— WHAT NEEDS TO BE DONE —
Report all lines holding "спинке".

════════

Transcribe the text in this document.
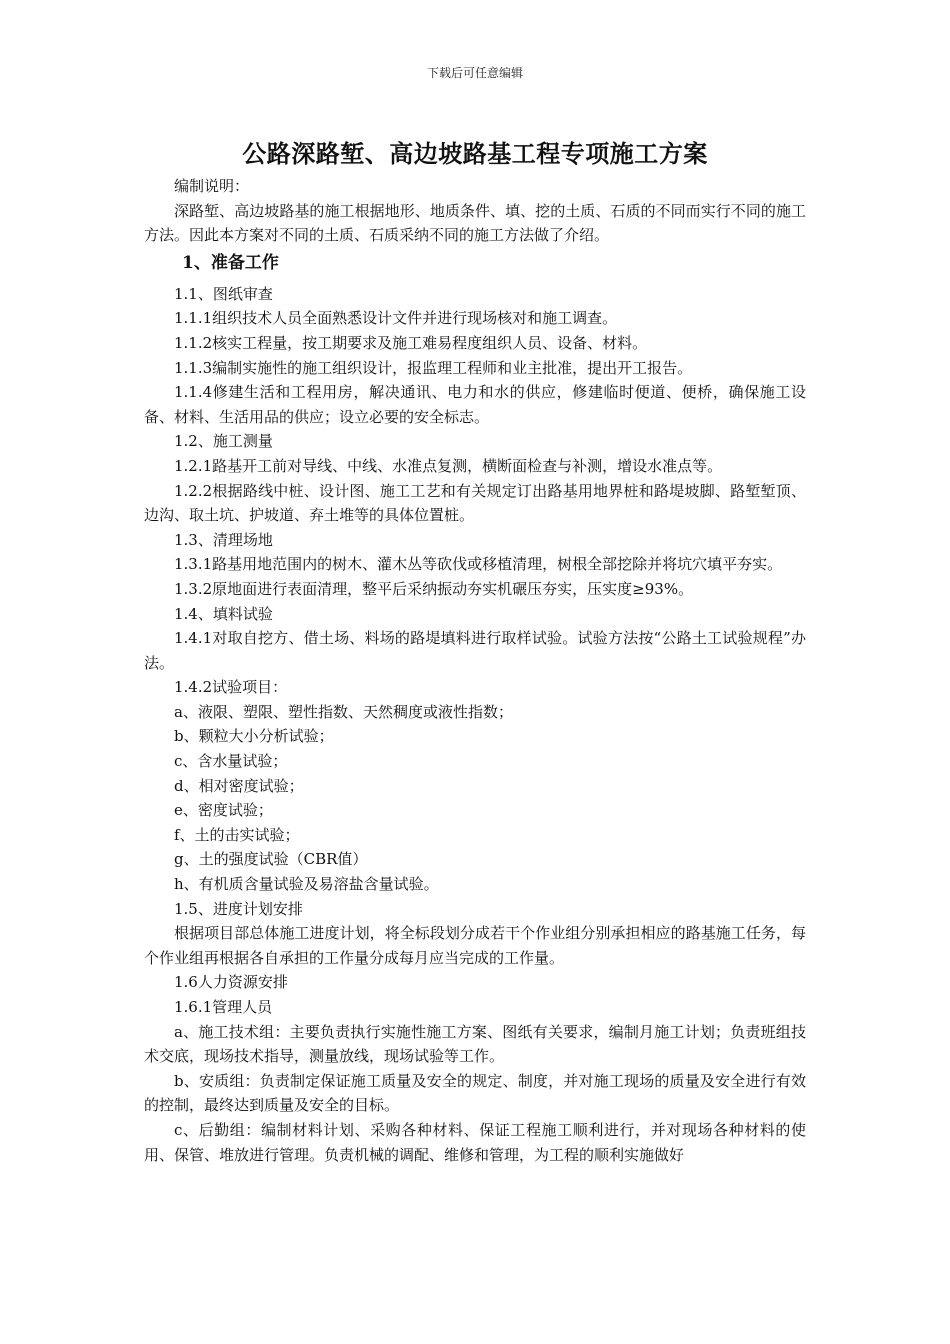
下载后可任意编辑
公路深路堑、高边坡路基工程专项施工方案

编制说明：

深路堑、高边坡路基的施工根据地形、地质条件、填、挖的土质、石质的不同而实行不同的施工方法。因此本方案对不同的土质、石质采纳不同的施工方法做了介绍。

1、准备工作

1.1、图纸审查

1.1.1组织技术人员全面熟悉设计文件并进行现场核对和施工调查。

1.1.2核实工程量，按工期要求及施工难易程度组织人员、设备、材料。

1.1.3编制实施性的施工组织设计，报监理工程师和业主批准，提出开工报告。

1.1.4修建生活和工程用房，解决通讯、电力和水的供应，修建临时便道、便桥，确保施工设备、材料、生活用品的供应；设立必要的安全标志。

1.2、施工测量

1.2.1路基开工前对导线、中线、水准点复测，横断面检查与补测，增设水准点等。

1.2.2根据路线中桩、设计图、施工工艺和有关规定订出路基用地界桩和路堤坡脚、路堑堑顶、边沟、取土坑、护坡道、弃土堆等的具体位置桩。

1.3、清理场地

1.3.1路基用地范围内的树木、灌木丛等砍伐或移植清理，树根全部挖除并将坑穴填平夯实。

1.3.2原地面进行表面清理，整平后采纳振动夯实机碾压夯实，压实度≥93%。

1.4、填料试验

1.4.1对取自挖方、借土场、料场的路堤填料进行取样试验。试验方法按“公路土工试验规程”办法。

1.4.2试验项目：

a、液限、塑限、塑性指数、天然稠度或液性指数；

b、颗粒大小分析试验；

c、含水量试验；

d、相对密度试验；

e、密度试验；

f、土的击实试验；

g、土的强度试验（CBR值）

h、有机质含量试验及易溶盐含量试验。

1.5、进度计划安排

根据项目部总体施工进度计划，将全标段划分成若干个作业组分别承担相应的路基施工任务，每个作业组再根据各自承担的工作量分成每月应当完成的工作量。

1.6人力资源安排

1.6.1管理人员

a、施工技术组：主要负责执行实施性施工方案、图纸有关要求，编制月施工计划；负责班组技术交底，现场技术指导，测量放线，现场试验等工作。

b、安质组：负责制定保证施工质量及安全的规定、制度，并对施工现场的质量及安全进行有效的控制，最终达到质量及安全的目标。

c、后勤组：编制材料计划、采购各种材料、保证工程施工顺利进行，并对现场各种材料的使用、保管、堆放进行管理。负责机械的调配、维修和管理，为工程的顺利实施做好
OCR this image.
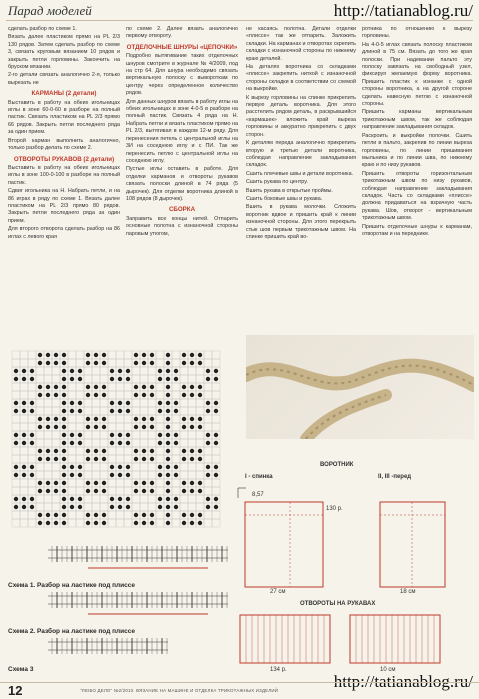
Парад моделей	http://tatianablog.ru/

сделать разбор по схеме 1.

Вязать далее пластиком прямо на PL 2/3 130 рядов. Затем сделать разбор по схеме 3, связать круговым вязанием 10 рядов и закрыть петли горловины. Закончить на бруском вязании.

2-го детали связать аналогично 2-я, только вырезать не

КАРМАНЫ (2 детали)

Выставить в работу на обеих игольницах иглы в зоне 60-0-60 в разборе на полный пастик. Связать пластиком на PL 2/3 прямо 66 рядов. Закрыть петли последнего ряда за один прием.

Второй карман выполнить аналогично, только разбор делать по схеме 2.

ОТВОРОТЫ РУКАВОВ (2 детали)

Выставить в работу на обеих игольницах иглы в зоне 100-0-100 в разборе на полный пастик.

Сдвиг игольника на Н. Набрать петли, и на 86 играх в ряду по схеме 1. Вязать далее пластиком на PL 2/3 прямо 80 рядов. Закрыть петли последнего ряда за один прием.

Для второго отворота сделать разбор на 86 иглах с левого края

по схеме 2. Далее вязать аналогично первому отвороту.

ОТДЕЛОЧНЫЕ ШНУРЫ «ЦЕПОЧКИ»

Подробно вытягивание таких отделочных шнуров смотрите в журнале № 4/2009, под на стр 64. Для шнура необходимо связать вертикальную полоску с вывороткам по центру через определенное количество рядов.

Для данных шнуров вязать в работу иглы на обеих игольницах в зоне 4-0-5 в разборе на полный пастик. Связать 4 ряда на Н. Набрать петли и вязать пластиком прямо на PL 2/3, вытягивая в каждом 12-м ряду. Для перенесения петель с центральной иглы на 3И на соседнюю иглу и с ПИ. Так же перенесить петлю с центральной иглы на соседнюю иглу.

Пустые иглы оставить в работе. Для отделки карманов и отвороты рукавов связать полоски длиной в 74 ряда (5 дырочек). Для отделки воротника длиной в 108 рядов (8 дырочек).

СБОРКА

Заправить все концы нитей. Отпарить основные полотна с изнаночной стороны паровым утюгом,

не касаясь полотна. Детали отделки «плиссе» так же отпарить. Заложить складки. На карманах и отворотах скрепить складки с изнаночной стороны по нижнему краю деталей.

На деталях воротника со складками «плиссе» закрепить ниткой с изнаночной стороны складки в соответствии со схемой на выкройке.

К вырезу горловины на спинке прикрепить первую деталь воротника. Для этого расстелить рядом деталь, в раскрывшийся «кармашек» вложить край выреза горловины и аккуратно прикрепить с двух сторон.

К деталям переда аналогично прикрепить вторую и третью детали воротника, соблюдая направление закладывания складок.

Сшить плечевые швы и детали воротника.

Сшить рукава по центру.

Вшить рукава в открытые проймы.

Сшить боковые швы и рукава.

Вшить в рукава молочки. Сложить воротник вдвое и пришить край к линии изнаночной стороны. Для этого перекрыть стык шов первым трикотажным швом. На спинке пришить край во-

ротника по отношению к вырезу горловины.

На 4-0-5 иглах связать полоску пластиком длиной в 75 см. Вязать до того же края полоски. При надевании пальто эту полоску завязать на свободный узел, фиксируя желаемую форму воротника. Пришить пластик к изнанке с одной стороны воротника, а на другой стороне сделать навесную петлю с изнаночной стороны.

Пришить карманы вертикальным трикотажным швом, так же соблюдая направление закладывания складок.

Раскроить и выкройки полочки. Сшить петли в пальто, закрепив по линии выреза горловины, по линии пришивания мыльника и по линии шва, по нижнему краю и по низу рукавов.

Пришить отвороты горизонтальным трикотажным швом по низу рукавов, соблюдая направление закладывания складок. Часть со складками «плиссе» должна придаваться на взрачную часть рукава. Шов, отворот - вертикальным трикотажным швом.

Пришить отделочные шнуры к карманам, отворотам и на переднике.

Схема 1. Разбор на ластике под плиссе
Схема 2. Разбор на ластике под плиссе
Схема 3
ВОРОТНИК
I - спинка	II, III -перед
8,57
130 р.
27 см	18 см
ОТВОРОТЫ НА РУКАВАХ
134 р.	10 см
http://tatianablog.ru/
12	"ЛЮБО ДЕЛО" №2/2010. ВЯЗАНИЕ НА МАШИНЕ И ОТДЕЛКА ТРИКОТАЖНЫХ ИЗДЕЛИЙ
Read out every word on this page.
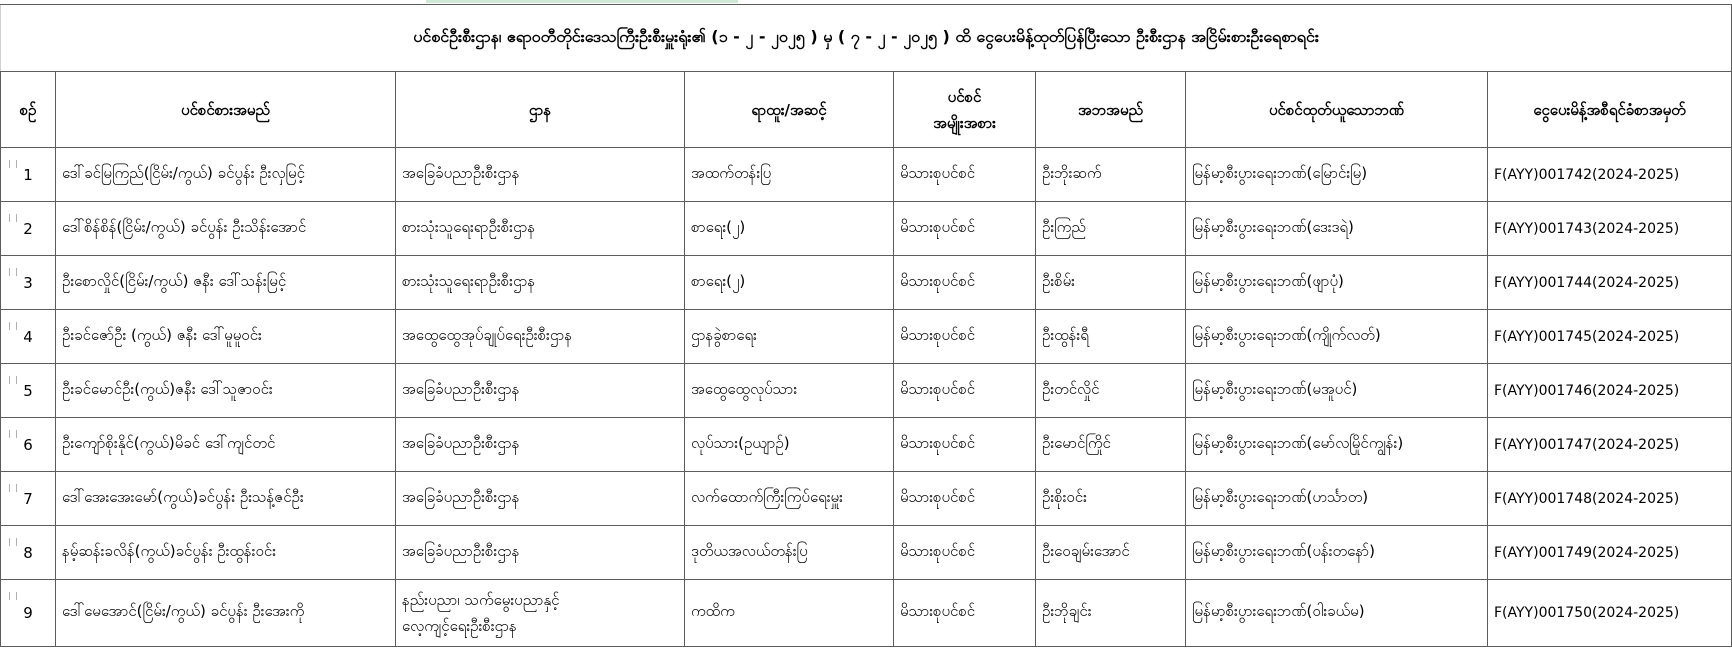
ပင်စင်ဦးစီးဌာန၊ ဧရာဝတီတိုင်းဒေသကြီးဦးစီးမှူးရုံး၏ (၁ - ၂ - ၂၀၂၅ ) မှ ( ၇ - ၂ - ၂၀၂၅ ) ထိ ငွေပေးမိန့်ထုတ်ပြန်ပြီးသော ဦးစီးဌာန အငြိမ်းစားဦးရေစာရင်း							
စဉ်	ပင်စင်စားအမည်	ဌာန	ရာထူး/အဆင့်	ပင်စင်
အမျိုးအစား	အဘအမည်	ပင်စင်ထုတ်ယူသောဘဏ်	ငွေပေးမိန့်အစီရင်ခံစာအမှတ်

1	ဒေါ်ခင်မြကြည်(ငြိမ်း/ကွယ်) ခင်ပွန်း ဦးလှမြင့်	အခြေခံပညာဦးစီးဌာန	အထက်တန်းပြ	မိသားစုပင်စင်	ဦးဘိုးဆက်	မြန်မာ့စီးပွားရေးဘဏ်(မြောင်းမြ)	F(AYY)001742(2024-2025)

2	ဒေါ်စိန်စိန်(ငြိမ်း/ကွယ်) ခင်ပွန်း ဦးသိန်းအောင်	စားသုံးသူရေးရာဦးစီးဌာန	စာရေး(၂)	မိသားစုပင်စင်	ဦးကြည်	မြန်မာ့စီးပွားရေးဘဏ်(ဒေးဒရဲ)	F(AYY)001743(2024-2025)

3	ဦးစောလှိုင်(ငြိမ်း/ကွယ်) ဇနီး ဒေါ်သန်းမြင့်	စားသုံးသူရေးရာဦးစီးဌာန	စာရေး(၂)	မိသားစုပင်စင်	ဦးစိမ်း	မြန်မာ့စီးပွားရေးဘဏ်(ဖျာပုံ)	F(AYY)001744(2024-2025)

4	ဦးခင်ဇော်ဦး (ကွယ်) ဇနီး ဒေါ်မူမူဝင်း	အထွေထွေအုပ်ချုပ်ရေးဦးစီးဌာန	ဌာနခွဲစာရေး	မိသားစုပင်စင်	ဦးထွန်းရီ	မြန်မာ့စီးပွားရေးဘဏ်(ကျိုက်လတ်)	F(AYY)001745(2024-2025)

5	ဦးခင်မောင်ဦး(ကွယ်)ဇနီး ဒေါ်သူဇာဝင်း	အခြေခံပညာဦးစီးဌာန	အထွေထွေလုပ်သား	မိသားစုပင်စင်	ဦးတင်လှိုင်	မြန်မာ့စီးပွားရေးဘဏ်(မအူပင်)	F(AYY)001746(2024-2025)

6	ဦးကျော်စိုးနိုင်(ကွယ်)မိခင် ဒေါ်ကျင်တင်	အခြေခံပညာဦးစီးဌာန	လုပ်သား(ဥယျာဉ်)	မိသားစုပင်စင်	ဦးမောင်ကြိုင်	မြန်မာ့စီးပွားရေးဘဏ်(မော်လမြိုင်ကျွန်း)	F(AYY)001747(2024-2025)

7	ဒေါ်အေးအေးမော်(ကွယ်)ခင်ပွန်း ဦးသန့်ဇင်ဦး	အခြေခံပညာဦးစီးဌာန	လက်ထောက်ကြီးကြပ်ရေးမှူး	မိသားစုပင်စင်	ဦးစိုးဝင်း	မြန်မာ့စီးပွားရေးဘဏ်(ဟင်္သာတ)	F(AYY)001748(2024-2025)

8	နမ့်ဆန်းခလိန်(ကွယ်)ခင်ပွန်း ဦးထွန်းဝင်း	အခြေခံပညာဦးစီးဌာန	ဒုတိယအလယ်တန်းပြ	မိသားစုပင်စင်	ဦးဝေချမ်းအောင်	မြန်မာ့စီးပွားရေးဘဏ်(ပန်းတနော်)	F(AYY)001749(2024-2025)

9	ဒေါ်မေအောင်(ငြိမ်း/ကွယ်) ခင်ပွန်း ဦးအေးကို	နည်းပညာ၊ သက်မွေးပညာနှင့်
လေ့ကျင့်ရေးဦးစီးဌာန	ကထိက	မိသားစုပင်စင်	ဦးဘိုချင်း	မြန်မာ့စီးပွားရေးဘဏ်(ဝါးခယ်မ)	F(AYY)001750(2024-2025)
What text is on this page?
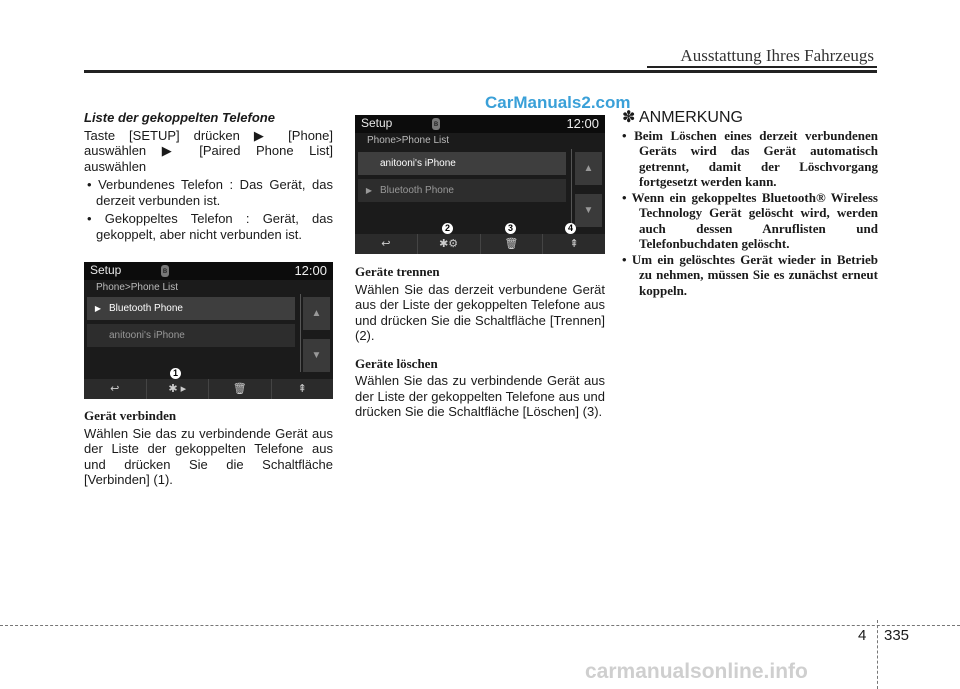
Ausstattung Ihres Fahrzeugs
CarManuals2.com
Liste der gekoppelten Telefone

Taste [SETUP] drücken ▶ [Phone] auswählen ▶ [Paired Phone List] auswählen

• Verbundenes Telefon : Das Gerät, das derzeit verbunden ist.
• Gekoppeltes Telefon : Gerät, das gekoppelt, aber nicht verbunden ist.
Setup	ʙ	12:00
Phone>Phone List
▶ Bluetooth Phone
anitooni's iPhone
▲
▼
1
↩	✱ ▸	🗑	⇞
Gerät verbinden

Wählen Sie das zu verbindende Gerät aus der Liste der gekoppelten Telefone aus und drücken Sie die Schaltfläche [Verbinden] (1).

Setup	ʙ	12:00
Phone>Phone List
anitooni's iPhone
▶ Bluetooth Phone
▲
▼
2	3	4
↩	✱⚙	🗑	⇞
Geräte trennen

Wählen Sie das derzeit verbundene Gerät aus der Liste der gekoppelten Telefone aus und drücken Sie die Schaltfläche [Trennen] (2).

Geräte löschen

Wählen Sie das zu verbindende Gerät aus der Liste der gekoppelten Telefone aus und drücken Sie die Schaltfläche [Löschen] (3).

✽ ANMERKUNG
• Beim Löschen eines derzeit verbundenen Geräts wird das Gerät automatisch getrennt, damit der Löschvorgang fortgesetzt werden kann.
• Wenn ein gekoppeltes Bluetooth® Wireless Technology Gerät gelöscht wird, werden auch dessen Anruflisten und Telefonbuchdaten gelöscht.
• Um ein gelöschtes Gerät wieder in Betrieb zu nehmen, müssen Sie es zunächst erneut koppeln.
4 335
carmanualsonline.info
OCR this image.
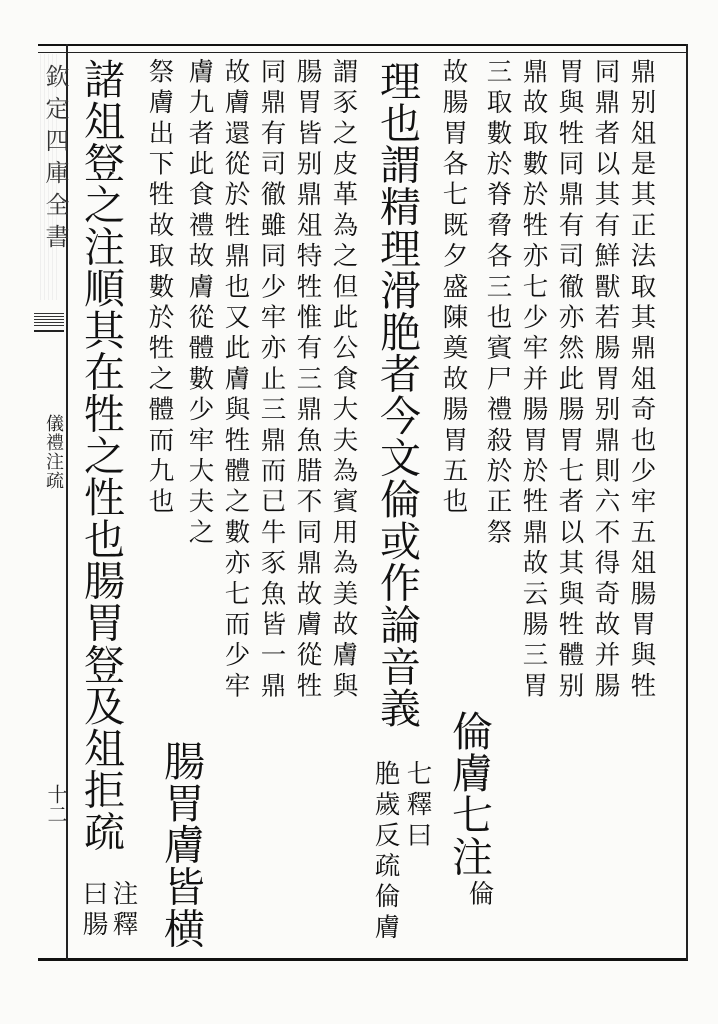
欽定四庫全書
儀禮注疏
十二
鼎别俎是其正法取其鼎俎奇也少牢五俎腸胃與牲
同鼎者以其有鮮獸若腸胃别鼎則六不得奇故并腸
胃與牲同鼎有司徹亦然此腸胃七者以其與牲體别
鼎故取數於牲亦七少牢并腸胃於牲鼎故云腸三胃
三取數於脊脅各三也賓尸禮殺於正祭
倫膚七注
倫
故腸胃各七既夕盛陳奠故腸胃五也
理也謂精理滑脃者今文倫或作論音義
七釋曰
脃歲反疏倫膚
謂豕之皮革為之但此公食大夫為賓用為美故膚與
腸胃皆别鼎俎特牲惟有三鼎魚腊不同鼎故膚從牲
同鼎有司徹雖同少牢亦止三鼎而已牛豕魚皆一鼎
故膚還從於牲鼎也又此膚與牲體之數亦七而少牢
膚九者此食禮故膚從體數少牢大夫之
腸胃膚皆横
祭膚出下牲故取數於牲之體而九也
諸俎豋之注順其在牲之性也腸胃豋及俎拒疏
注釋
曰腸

════════

— RESPONSE BELOW —
К вырезу горловины на спинке прикрепить первую деталь воротника. Для этого расстелить рядом деталь, в раскрывшийся «кармашек» вложить край выреза горловины и аккуратно прикрепить с двух сторон.
Вшить в рукава молочки. Сложить воротник вдвое и пришить край к линии изнаночной стороны. Для этого перекрыть стык шов первым трикотажным швом. На спинке пришить край во-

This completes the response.